Written task: Extract the complete listing and output it unchanged.
---
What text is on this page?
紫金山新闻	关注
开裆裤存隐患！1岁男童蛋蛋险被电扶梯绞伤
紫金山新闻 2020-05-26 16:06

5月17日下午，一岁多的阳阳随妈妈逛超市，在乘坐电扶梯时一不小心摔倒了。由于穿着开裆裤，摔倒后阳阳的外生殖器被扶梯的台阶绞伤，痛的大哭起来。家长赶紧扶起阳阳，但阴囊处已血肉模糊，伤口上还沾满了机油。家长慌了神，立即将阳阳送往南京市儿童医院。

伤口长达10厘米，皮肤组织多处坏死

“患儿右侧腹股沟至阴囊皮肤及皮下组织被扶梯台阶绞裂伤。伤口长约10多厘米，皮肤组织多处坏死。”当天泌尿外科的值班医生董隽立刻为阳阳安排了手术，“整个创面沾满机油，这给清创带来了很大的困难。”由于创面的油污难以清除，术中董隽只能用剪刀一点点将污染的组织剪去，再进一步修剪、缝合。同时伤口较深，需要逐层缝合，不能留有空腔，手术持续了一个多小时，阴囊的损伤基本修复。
---
Task output:
What text is on this page?
紫金山新闻	关注
开裆裤存隐患！1岁男童蛋蛋险被电扶梯绞伤
紫金山新闻 2020-05-26 16:06

5月17日下午，一岁多的阳阳随妈妈逛超市，在乘坐电扶梯时一不小心摔倒了。由于穿着开裆裤，摔倒后阳阳的外生殖器被扶梯的台阶绞伤，痛的大哭起来。家长赶紧扶起阳阳，但阴囊处已血肉模糊，伤口上还沾满了机油。家长慌了神，立即将阳阳送往南京市儿童医院。

伤口长达10厘米，皮肤组织多处坏死

“患儿右侧腹股沟至阴囊皮肤及皮下组织被扶梯台阶绞裂伤。伤口长约10多厘米，皮肤组织多处坏死。”当天泌尿外科的值班医生董隽立刻为阳阳安排了手术，“整个创面沾满机油，这给清创带来了很大的困难。”由于创面的油污难以清除，术中董隽只能用剪刀一点点将污染的组织剪去，再进一步修剪、缝合。同时伤口较深，需要逐层缝合，不能留有空腔，手术持续了一个多小时，阴囊的损伤基本修复。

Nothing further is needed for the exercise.